What is expected: Show every line containing "screenshot" by copying it.

BEGIN Material supplied

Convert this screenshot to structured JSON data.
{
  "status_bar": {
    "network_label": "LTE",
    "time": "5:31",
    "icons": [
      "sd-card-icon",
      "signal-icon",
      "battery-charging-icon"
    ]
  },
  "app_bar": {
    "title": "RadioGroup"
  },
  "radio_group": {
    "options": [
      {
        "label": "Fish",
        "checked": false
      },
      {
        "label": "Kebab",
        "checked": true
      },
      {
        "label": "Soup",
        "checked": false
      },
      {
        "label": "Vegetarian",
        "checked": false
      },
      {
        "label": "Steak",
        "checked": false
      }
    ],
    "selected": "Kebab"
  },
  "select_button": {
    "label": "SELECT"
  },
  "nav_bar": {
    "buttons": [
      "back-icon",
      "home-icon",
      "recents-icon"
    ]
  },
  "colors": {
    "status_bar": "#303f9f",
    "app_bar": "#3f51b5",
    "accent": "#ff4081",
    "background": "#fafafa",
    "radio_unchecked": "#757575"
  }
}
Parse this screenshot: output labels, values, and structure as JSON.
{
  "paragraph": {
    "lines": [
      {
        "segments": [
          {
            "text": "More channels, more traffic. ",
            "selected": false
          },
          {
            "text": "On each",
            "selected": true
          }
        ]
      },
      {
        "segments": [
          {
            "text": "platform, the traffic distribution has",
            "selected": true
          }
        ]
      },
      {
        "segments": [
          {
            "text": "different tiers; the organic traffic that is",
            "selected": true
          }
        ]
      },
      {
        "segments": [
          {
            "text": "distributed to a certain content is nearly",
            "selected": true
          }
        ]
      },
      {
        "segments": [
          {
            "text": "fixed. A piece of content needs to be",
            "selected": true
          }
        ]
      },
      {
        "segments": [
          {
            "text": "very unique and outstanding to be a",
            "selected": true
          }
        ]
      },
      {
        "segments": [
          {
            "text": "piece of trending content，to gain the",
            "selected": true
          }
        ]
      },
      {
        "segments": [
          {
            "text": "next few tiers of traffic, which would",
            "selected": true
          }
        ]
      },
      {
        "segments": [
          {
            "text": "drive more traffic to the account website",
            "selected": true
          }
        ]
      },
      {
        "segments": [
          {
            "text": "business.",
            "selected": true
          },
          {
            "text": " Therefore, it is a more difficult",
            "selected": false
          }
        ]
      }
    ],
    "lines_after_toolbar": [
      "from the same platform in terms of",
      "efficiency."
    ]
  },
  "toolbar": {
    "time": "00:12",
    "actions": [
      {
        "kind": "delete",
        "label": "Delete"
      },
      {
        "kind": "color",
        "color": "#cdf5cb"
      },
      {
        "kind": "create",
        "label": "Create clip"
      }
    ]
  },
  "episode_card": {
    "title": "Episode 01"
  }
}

END Material supplied

Solution:
Convert this screenshot to structured JSON data.
Parse this screenshot: output labels, values, and structure as JSON.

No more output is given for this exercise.